#### PROMPT:
Leave out the pictures and repeat the rest of the material exactly.

#### EXERCISE DATA:
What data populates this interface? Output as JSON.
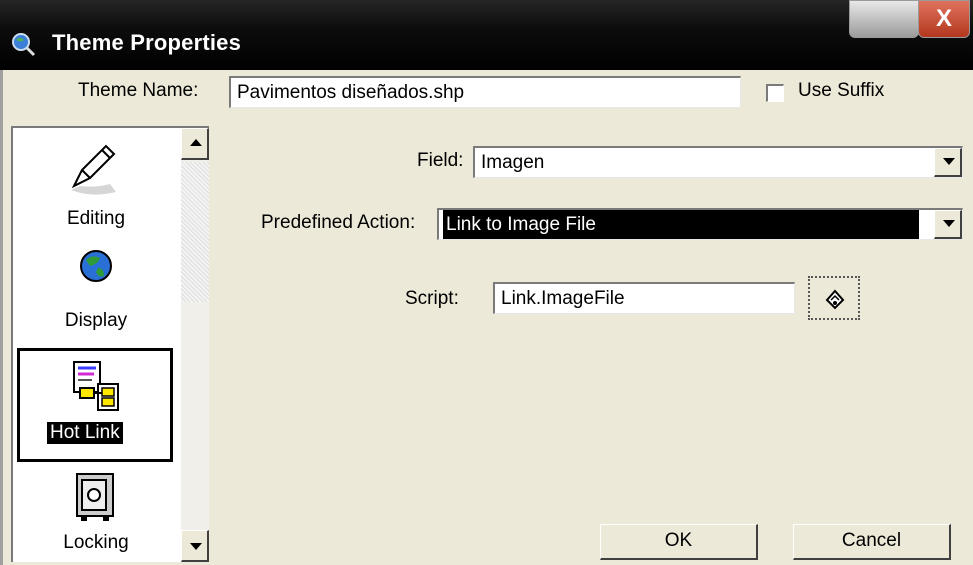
{
  "window": {
    "title": "Theme Properties",
    "close_label": "X"
  },
  "header": {
    "theme_name_label": "Theme Name:",
    "theme_name_value": "Pavimentos diseñados.shp",
    "use_suffix_label": "Use Suffix",
    "use_suffix_checked": false
  },
  "sidebar": {
    "items": [
      {
        "label": "Editing",
        "icon": "pencil-icon"
      },
      {
        "label": "Display",
        "icon": "globe-icon"
      },
      {
        "label": "Hot Link",
        "icon": "hotlink-icon",
        "selected": true
      },
      {
        "label": "Locking",
        "icon": "safe-icon"
      }
    ]
  },
  "form": {
    "field_label": "Field:",
    "field_value": "Imagen",
    "action_label": "Predefined Action:",
    "action_value": "Link to Image File",
    "script_label": "Script:",
    "script_value": "Link.ImageFile"
  },
  "buttons": {
    "ok": "OK",
    "cancel": "Cancel"
  },
  "colors": {
    "titlebar": "#000000",
    "dialog_bg": "#ece9d8",
    "selection": "#000000",
    "close_button": "#c9462d"
  }
}
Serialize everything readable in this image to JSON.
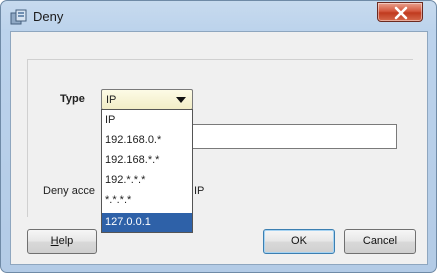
{
  "window": {
    "title": "Deny",
    "close_symbol": "x"
  },
  "form": {
    "type_label": "Type",
    "type_selected": "IP",
    "text_value": "",
    "deny_label": "Deny acce",
    "deny_label_tail": "IP"
  },
  "dropdown": {
    "options": [
      "IP",
      "192.168.0.*",
      "192.168.*.*",
      "192.*.*.*",
      "*.*.*.*",
      "127.0.0.1"
    ],
    "selected_index": 5
  },
  "buttons": {
    "help_first": "H",
    "help_rest": "elp",
    "ok": "OK",
    "cancel": "Cancel"
  },
  "colors": {
    "selection": "#2e61a8",
    "title_bar": "#bcd3ec",
    "close_button": "#c03a1f"
  }
}
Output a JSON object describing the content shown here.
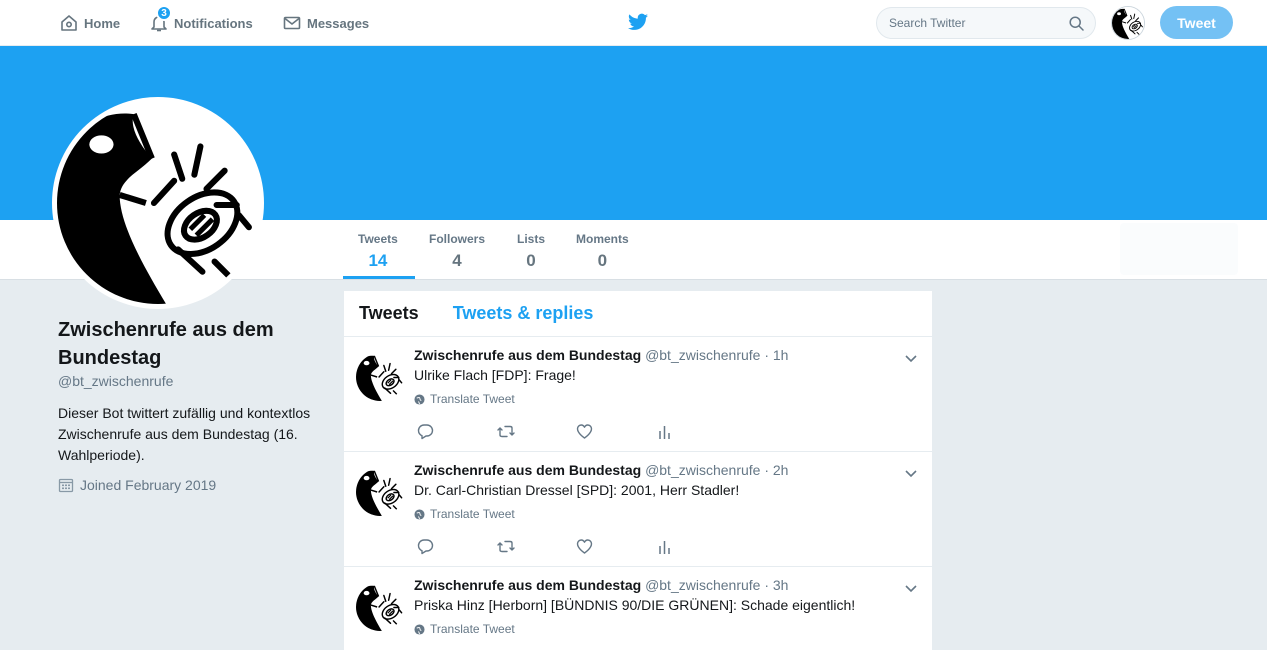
{
  "nav": {
    "home": "Home",
    "notifications": "Notifications",
    "notifications_badge": "3",
    "messages": "Messages",
    "search_placeholder": "Search Twitter",
    "tweet_button": "Tweet"
  },
  "colors": {
    "accent": "#1da1f2",
    "text": "#14171a",
    "muted": "#657786",
    "background": "#e6ecf0"
  },
  "stats": [
    {
      "label": "Tweets",
      "value": "14"
    },
    {
      "label": "Followers",
      "value": "4"
    },
    {
      "label": "Lists",
      "value": "0"
    },
    {
      "label": "Moments",
      "value": "0"
    }
  ],
  "profile": {
    "name": "Zwischenrufe aus dem Bundestag",
    "handle": "@bt_zwischenrufe",
    "bio": "Dieser Bot twittert zufällig und kontextlos Zwischenrufe aus dem Bundestag (16. Wahlperiode).",
    "joined": "Joined February 2019"
  },
  "timeline": {
    "tabs": [
      "Tweets",
      "Tweets & replies"
    ],
    "translate_label": "Translate Tweet",
    "tweets": [
      {
        "name": "Zwischenrufe aus dem Bundestag",
        "handle": "@bt_zwischenrufe",
        "time": "· 1h",
        "text": "Ulrike Flach [FDP]: Frage!"
      },
      {
        "name": "Zwischenrufe aus dem Bundestag",
        "handle": "@bt_zwischenrufe",
        "time": "· 2h",
        "text": "Dr. Carl-Christian Dressel [SPD]: 2001, Herr Stadler!"
      },
      {
        "name": "Zwischenrufe aus dem Bundestag",
        "handle": "@bt_zwischenrufe",
        "time": "· 3h",
        "text": "Priska Hinz [Herborn] [BÜNDNIS 90/DIE GRÜNEN]: Schade eigentlich!"
      }
    ]
  }
}
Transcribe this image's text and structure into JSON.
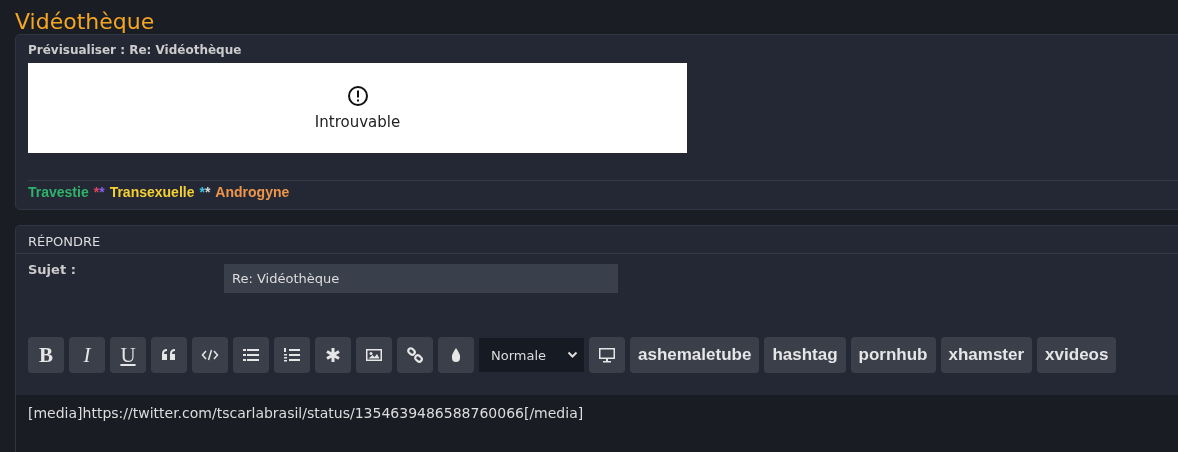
{
  "page_title": "Vidéothèque",
  "preview": {
    "label": "Prévisualiser : Re: Vidéothèque",
    "embed": {
      "message": "Introuvable"
    },
    "signature": [
      {
        "kind": "word",
        "text": "Travestie",
        "color": "#2fb36b"
      },
      {
        "kind": "star",
        "text": "*",
        "color": "#e0465a"
      },
      {
        "kind": "star",
        "text": "*",
        "color": "#8a5cf0"
      },
      {
        "kind": "word",
        "text": "Transexuelle",
        "color": "#f5d033"
      },
      {
        "kind": "star",
        "text": "*",
        "color": "#3cc8e6"
      },
      {
        "kind": "star",
        "text": "*",
        "color": "#d8d8d8"
      },
      {
        "kind": "word",
        "text": "Androgyne",
        "color": "#f0964a"
      }
    ]
  },
  "reply": {
    "heading": "RÉPONDRE",
    "subject_label": "Sujet :",
    "subject_value": "Re: Vidéothèque",
    "toolbar": [
      {
        "kind": "bold",
        "label": "B"
      },
      {
        "kind": "italic",
        "label": "I"
      },
      {
        "kind": "underline",
        "label": "U"
      },
      {
        "kind": "quote"
      },
      {
        "kind": "code"
      },
      {
        "kind": "list"
      },
      {
        "kind": "numbered"
      },
      {
        "kind": "asterisk"
      },
      {
        "kind": "image"
      },
      {
        "kind": "link"
      },
      {
        "kind": "drop"
      },
      {
        "kind": "select",
        "label": "Normale"
      },
      {
        "kind": "monitor"
      },
      {
        "kind": "tag",
        "label": "ashemaletube"
      },
      {
        "kind": "tag",
        "label": "hashtag"
      },
      {
        "kind": "tag",
        "label": "pornhub"
      },
      {
        "kind": "tag",
        "label": "xhamster"
      },
      {
        "kind": "tag",
        "label": "xvideos"
      }
    ],
    "message": "[media]https://twitter.com/tscarlabrasil/status/1354639486588760066[/media]"
  }
}
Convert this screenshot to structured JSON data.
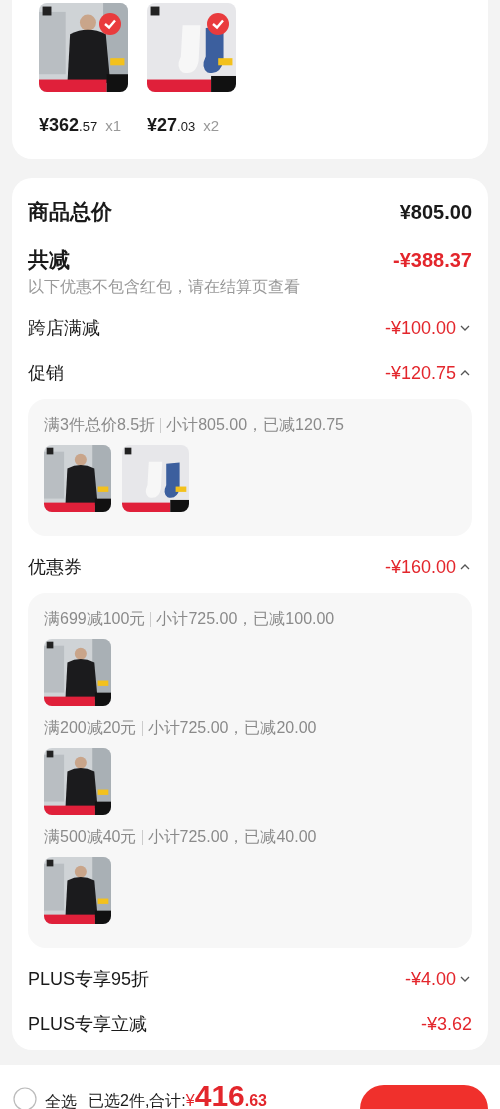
{
  "products": [
    {
      "kind": "picture",
      "checked": true,
      "price_main": "¥362",
      "price_cents": ".57",
      "quantity": "x1"
    },
    {
      "kind": "picture",
      "checked": true,
      "price_main": "¥27",
      "price_cents": ".03",
      "quantity": "x2"
    }
  ],
  "summary": {
    "total_label": "商品总价",
    "total_value": "¥805.00",
    "reduction_label": "共减",
    "reduction_value": "-¥388.37",
    "reduction_note": "以下优惠不包含红包，请在结算页查看"
  },
  "discounts": [
    {
      "label": "跨店满减",
      "amount": "-¥100.00",
      "kind": "collapsible",
      "expanded": false
    },
    {
      "label": "促销",
      "amount": "-¥120.75",
      "kind": "collapsible",
      "expanded": true,
      "groups": [
        {
          "rule": "满3件总价8.5折",
          "detail": "小计805.00，已减120.75"
        }
      ]
    },
    {
      "label": "优惠券",
      "amount": "-¥160.00",
      "kind": "collapsible",
      "expanded": true,
      "groups": [
        {
          "rule": "满699减100元",
          "detail": "小计725.00，已减100.00"
        },
        {
          "rule": "满200减20元",
          "detail": "小计725.00，已减20.00"
        },
        {
          "rule": "满500减40元",
          "detail": "小计725.00，已减40.00"
        }
      ]
    },
    {
      "label": "PLUS专享95折",
      "amount": "-¥4.00",
      "kind": "collapsible",
      "expanded": false
    },
    {
      "label": "PLUS专享立减",
      "amount": "-¥3.62",
      "kind": "plain"
    }
  ],
  "footer": {
    "select_all_label": "全选",
    "select_all_checked": false,
    "selected_text": "已选2件,合计:",
    "total_currency": "¥",
    "total_main": "416",
    "total_cents": ".63"
  }
}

#### SOLUTION TO THE PROBLEM:
What data populates this interface? Output as JSON.
{
  "window": {
    "title": "Theme Properties",
    "close_label": "X"
  },
  "header": {
    "theme_name_label": "Theme Name:",
    "theme_name_value": "Pavimentos diseñados.shp",
    "use_suffix_label": "Use Suffix",
    "use_suffix_checked": false
  },
  "sidebar": {
    "items": [
      {
        "label": "Editing",
        "icon": "pencil-icon"
      },
      {
        "label": "Display",
        "icon": "globe-icon"
      },
      {
        "label": "Hot Link",
        "icon": "hotlink-icon",
        "selected": true
      },
      {
        "label": "Locking",
        "icon": "safe-icon"
      }
    ]
  },
  "form": {
    "field_label": "Field:",
    "field_value": "Imagen",
    "action_label": "Predefined Action:",
    "action_value": "Link to Image File",
    "script_label": "Script:",
    "script_value": "Link.ImageFile"
  },
  "buttons": {
    "ok": "OK",
    "cancel": "Cancel"
  },
  "colors": {
    "titlebar": "#000000",
    "dialog_bg": "#ece9d8",
    "selection": "#000000",
    "close_button": "#c9462d"
  }
}
Serialize everything readable in this image to JSON.
{
  "window": {
    "title": "Deny",
    "close_symbol": "x"
  },
  "form": {
    "type_label": "Type",
    "type_selected": "IP",
    "text_value": "",
    "deny_label": "Deny acce",
    "deny_label_tail": "IP"
  },
  "dropdown": {
    "options": [
      "IP",
      "192.168.0.*",
      "192.168.*.*",
      "192.*.*.*",
      "*.*.*.*",
      "127.0.0.1"
    ],
    "selected_index": 5
  },
  "buttons": {
    "help_first": "H",
    "help_rest": "elp",
    "ok": "OK",
    "cancel": "Cancel"
  },
  "colors": {
    "selection": "#2e61a8",
    "title_bar": "#bcd3ec",
    "close_button": "#c03a1f"
  }
}
Output a JSON object describing the content shown here.
{
  "nav": {
    "home": "Home",
    "notifications": "Notifications",
    "notifications_badge": "3",
    "messages": "Messages",
    "search_placeholder": "Search Twitter",
    "tweet_button": "Tweet"
  },
  "colors": {
    "accent": "#1da1f2",
    "text": "#14171a",
    "muted": "#657786",
    "background": "#e6ecf0"
  },
  "stats": [
    {
      "label": "Tweets",
      "value": "14"
    },
    {
      "label": "Followers",
      "value": "4"
    },
    {
      "label": "Lists",
      "value": "0"
    },
    {
      "label": "Moments",
      "value": "0"
    }
  ],
  "profile": {
    "name": "Zwischenrufe aus dem Bundestag",
    "handle": "@bt_zwischenrufe",
    "bio": "Dieser Bot twittert zufällig und kontextlos Zwischenrufe aus dem Bundestag (16. Wahlperiode).",
    "joined": "Joined February 2019"
  },
  "timeline": {
    "tabs": [
      "Tweets",
      "Tweets & replies"
    ],
    "translate_label": "Translate Tweet",
    "tweets": [
      {
        "name": "Zwischenrufe aus dem Bundestag",
        "handle": "@bt_zwischenrufe",
        "time": "· 1h",
        "text": "Ulrike Flach [FDP]: Frage!"
      },
      {
        "name": "Zwischenrufe aus dem Bundestag",
        "handle": "@bt_zwischenrufe",
        "time": "· 2h",
        "text": "Dr. Carl-Christian Dressel [SPD]: 2001, Herr Stadler!"
      },
      {
        "name": "Zwischenrufe aus dem Bundestag",
        "handle": "@bt_zwischenrufe",
        "time": "· 3h",
        "text": "Priska Hinz [Herborn] [BÜNDNIS 90/DIE GRÜNEN]: Schade eigentlich!"
      }
    ]
  }
}
Transcribe this image's text and structure into JSON.
{
  "page_title": "Vidéothèque",
  "preview": {
    "label": "Prévisualiser : Re: Vidéothèque",
    "embed": {
      "message": "Introuvable"
    },
    "signature": [
      {
        "kind": "word",
        "text": "Travestie",
        "color": "#2fb36b"
      },
      {
        "kind": "star",
        "text": "*",
        "color": "#e0465a"
      },
      {
        "kind": "star",
        "text": "*",
        "color": "#8a5cf0"
      },
      {
        "kind": "word",
        "text": "Transexuelle",
        "color": "#f5d033"
      },
      {
        "kind": "star",
        "text": "*",
        "color": "#3cc8e6"
      },
      {
        "kind": "star",
        "text": "*",
        "color": "#d8d8d8"
      },
      {
        "kind": "word",
        "text": "Androgyne",
        "color": "#f0964a"
      }
    ]
  },
  "reply": {
    "heading": "RÉPONDRE",
    "subject_label": "Sujet :",
    "subject_value": "Re: Vidéothèque",
    "toolbar": [
      {
        "kind": "bold",
        "label": "B"
      },
      {
        "kind": "italic",
        "label": "I"
      },
      {
        "kind": "underline",
        "label": "U"
      },
      {
        "kind": "quote"
      },
      {
        "kind": "code"
      },
      {
        "kind": "list"
      },
      {
        "kind": "numbered"
      },
      {
        "kind": "asterisk"
      },
      {
        "kind": "image"
      },
      {
        "kind": "link"
      },
      {
        "kind": "drop"
      },
      {
        "kind": "select",
        "label": "Normale"
      },
      {
        "kind": "monitor"
      },
      {
        "kind": "tag",
        "label": "ashemaletube"
      },
      {
        "kind": "tag",
        "label": "hashtag"
      },
      {
        "kind": "tag",
        "label": "pornhub"
      },
      {
        "kind": "tag",
        "label": "xhamster"
      },
      {
        "kind": "tag",
        "label": "xvideos"
      }
    ],
    "message": "[media]https://twitter.com/tscarlabrasil/status/1354639486588760066[/media]"
  }
}
Convert this screenshot to structured JSON data.
{
  "products": [
    {
      "kind": "picture",
      "checked": true,
      "price_main": "¥362",
      "price_cents": ".57",
      "quantity": "x1"
    },
    {
      "kind": "picture",
      "checked": true,
      "price_main": "¥27",
      "price_cents": ".03",
      "quantity": "x2"
    }
  ],
  "summary": {
    "total_label": "商品总价",
    "total_value": "¥805.00",
    "reduction_label": "共减",
    "reduction_value": "-¥388.37",
    "reduction_note": "以下优惠不包含红包，请在结算页查看"
  },
  "discounts": [
    {
      "label": "跨店满减",
      "amount": "-¥100.00",
      "kind": "collapsible",
      "expanded": false
    },
    {
      "label": "促销",
      "amount": "-¥120.75",
      "kind": "collapsible",
      "expanded": true,
      "groups": [
        {
          "rule": "满3件总价8.5折",
          "detail": "小计805.00，已减120.75"
        }
      ]
    },
    {
      "label": "优惠券",
      "amount": "-¥160.00",
      "kind": "collapsible",
      "expanded": true,
      "groups": [
        {
          "rule": "满699减100元",
          "detail": "小计725.00，已减100.00"
        },
        {
          "rule": "满200减20元",
          "detail": "小计725.00，已减20.00"
        },
        {
          "rule": "满500减40元",
          "detail": "小计725.00，已减40.00"
        }
      ]
    },
    {
      "label": "PLUS专享95折",
      "amount": "-¥4.00",
      "kind": "collapsible",
      "expanded": false
    },
    {
      "label": "PLUS专享立减",
      "amount": "-¥3.62",
      "kind": "plain"
    }
  ],
  "footer": {
    "select_all_label": "全选",
    "select_all_checked": false,
    "selected_text": "已选2件,合计:",
    "total_currency": "¥",
    "total_main": "416",
    "total_cents": ".63"
  }
}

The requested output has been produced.